▸ Goal: Count every line that has "JSON" in it and give the total, nothing more.
## Begin Given records
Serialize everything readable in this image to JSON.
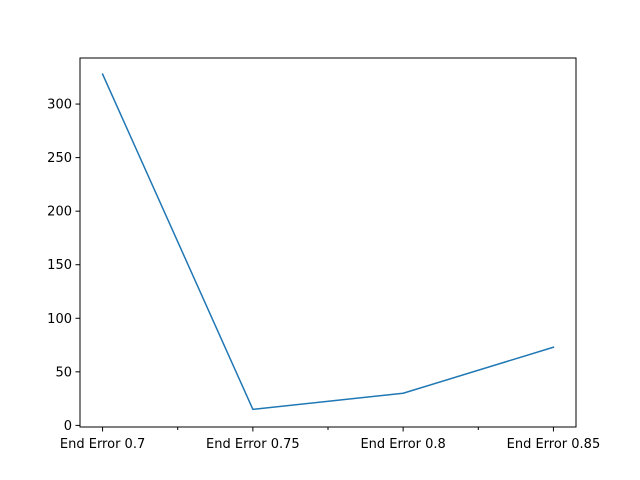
{
  "chart_data": {
    "type": "line",
    "title": "",
    "xlabel": "",
    "ylabel": "",
    "categories": [
      "End Error 0.7",
      "End Error 0.75",
      "End Error 0.8",
      "End Error 0.85"
    ],
    "x_minor_ticks": true,
    "y_ticks": [
      0,
      50,
      100,
      150,
      200,
      250,
      300
    ],
    "ylim": [
      -1.5,
      343
    ],
    "grid": false,
    "legend": "none",
    "series": [
      {
        "color": "#1f77b4",
        "values": [
          328,
          15,
          30,
          73
        ]
      }
    ]
  }
}
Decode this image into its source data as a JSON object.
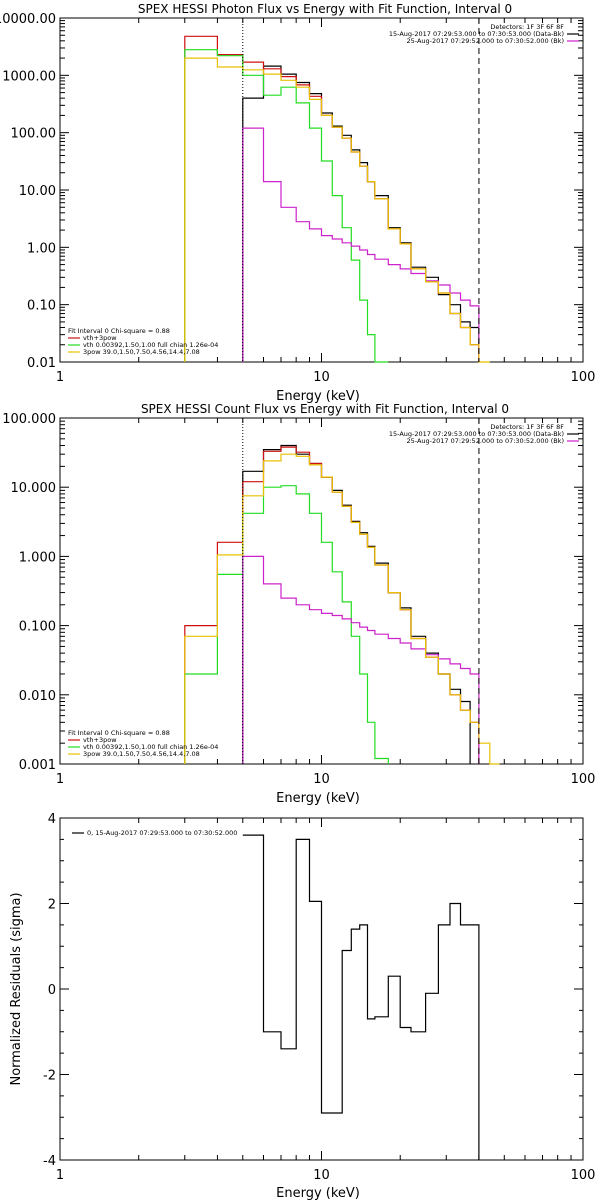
{
  "colors": {
    "black": "#000000",
    "red": "#d01010",
    "green": "#22dd22",
    "magenta": "#cc22cc",
    "yellow": "#e8c000"
  },
  "chart_data": [
    {
      "type": "line",
      "title": "SPEX HESSI Photon Flux vs Energy with Fit Function, Interval 0",
      "xlabel": "Energy (keV)",
      "ylabel": "",
      "xscale": "log",
      "yscale": "log",
      "xlim": [
        1,
        100
      ],
      "ylim": [
        0.01,
        10000
      ],
      "xticks": [
        "1",
        "10",
        "100"
      ],
      "yticks": [
        "10000.00",
        "1000.00",
        "100.00",
        "10.00",
        "1.00",
        "0.10",
        "0.01"
      ],
      "legend_top": [
        "Detectors: 1F 3F 6F 8F",
        "15-Aug-2017 07:29:53.000 to 07:30:53.000 (Data-Bk)",
        "25-Aug-2017 07:29:52.000 to 07:30:52.000 (Bk)"
      ],
      "legend_bottom": [
        "Fit Interval 0   Chi-square = 0.88",
        "vth+3pow",
        "vth 0.00392,1.50,1.00  full chian 1.26e-04",
        "3pow 39.0,1.50,7.50,4.56,14.4,7.08"
      ],
      "vlines": [
        {
          "x": 5.0,
          "style": "dotted"
        },
        {
          "x": 40.0,
          "style": "dashed"
        }
      ],
      "edges": [
        3.0,
        4.0,
        5.0,
        6.0,
        7.0,
        8.0,
        9.0,
        10.0,
        11.0,
        12.0,
        13.0,
        14.0,
        15.0,
        16.0,
        18.0,
        20.0,
        22.0,
        25.0,
        28.0,
        31.0,
        34.0,
        37.0,
        40.0,
        44.0,
        48.0
      ],
      "series": [
        {
          "color": "black",
          "values": [
            null,
            null,
            400,
            1450,
            1050,
            750,
            480,
            220,
            130,
            90,
            50,
            30,
            14,
            8,
            2.2,
            1.2,
            0.45,
            0.3,
            0.15,
            0.1,
            0.05,
            0.04
          ]
        },
        {
          "color": "red",
          "values": [
            4800,
            2300,
            1700,
            1300,
            950,
            680,
            430,
            200,
            125,
            80,
            46,
            26,
            14,
            7,
            2.1,
            1.15,
            0.42,
            0.25,
            0.16,
            0.07,
            0.04,
            0.02
          ]
        },
        {
          "color": "green",
          "values": [
            2800,
            2200,
            1000,
            450,
            620,
            330,
            120,
            32,
            8,
            2.2,
            0.6,
            0.12,
            0.03,
            0.01
          ]
        },
        {
          "color": "magenta",
          "values": [
            null,
            null,
            120,
            14,
            5,
            2.8,
            2.1,
            1.6,
            1.4,
            1.2,
            1.05,
            0.9,
            0.75,
            0.62,
            0.5,
            0.42,
            0.35,
            0.26,
            0.22,
            0.16,
            0.12,
            0.095
          ]
        },
        {
          "color": "yellow",
          "values": [
            2000,
            1400,
            1250,
            1050,
            820,
            620,
            380,
            200,
            125,
            80,
            46,
            26,
            14,
            7,
            2.1,
            1.15,
            0.42,
            0.25,
            0.16,
            0.07,
            0.04,
            0.02,
            0.01
          ]
        }
      ]
    },
    {
      "type": "line",
      "title": "SPEX HESSI Count Flux vs Energy with Fit Function, Interval 0",
      "xlabel": "Energy (keV)",
      "ylabel": "",
      "xscale": "log",
      "yscale": "log",
      "xlim": [
        1,
        100
      ],
      "ylim": [
        0.001,
        100
      ],
      "xticks": [
        "1",
        "10",
        "100"
      ],
      "yticks": [
        "100.000",
        "10.000",
        "1.000",
        "0.100",
        "0.010",
        "0.001"
      ],
      "legend_top": [
        "Detectors: 1F 3F 6F 8F",
        "15-Aug-2017 07:29:53.000 to 07:30:53.000 (Data-Bk)",
        "25-Aug-2017 07:29:52.000 to 07:30:52.000 (Bk)"
      ],
      "legend_bottom": [
        "Fit Interval 0   Chi-square = 0.88",
        "vth+3pow",
        "vth 0.00392,1.50,1.00  full chian 1.26e-04",
        "3pow 39.0,1.50,7.50,4.56,14.4,7.08"
      ],
      "vlines": [
        {
          "x": 5.0,
          "style": "dotted"
        },
        {
          "x": 40.0,
          "style": "dashed"
        }
      ],
      "edges": [
        3.0,
        4.0,
        5.0,
        6.0,
        7.0,
        8.0,
        9.0,
        10.0,
        11.0,
        12.0,
        13.0,
        14.0,
        15.0,
        16.0,
        18.0,
        20.0,
        22.0,
        25.0,
        28.0,
        31.0,
        34.0,
        37.0,
        40.0,
        44.0,
        48.0
      ],
      "series": [
        {
          "color": "black",
          "values": [
            null,
            null,
            17,
            35,
            40,
            30,
            22,
            14,
            9,
            5.5,
            3.2,
            2.2,
            1.4,
            0.8,
            0.3,
            0.18,
            0.07,
            0.04,
            0.02,
            0.012,
            0.008
          ]
        },
        {
          "color": "red",
          "values": [
            0.1,
            1.6,
            12,
            33,
            38,
            32,
            22,
            14,
            8.5,
            5.3,
            3.1,
            2.1,
            1.35,
            0.75,
            0.3,
            0.17,
            0.065,
            0.035,
            0.02,
            0.01,
            0.006,
            0.004
          ]
        },
        {
          "color": "green",
          "values": [
            0.02,
            0.55,
            4.2,
            10,
            10.5,
            8,
            4.2,
            1.6,
            0.6,
            0.22,
            0.07,
            0.02,
            0.004,
            0.0012
          ]
        },
        {
          "color": "magenta",
          "values": [
            null,
            null,
            1.0,
            0.4,
            0.25,
            0.2,
            0.17,
            0.15,
            0.14,
            0.125,
            0.11,
            0.095,
            0.085,
            0.075,
            0.065,
            0.056,
            0.046,
            0.038,
            0.033,
            0.028,
            0.024,
            0.02
          ]
        },
        {
          "color": "yellow",
          "values": [
            0.07,
            1.05,
            7.5,
            24,
            30,
            28,
            21,
            14,
            8.5,
            5.3,
            3.1,
            2.1,
            1.35,
            0.75,
            0.3,
            0.17,
            0.065,
            0.035,
            0.02,
            0.01,
            0.006,
            0.004,
            0.002,
            0.001
          ]
        }
      ]
    },
    {
      "type": "line",
      "title": "",
      "xlabel": "Energy (keV)",
      "ylabel": "Normalized Residuals (sigma)",
      "xscale": "log",
      "yscale": "linear",
      "xlim": [
        1,
        100
      ],
      "ylim": [
        -4,
        4
      ],
      "xticks": [
        "1",
        "10",
        "100"
      ],
      "yticks": [
        "4",
        "2",
        "0",
        "-2",
        "-4"
      ],
      "legend": [
        "0, 15-Aug-2017 07:29:53.000 to 07:30:52.000"
      ],
      "edges": [
        5.0,
        6.0,
        7.0,
        8.0,
        9.0,
        10.0,
        11.0,
        12.0,
        13.0,
        14.0,
        15.0,
        16.0,
        18.0,
        20.0,
        22.0,
        25.0,
        28.0,
        31.0,
        34.0,
        37.0,
        40.0
      ],
      "series": [
        {
          "color": "black",
          "values": [
            3.6,
            -1.0,
            -1.4,
            3.5,
            2.05,
            -2.9,
            -2.9,
            0.9,
            1.4,
            1.5,
            -0.7,
            -0.65,
            0.3,
            -0.9,
            -1.0,
            -0.1,
            1.5,
            2.0,
            1.5,
            1.5
          ]
        }
      ]
    }
  ]
}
## End Given records
▸ Correct answer: 2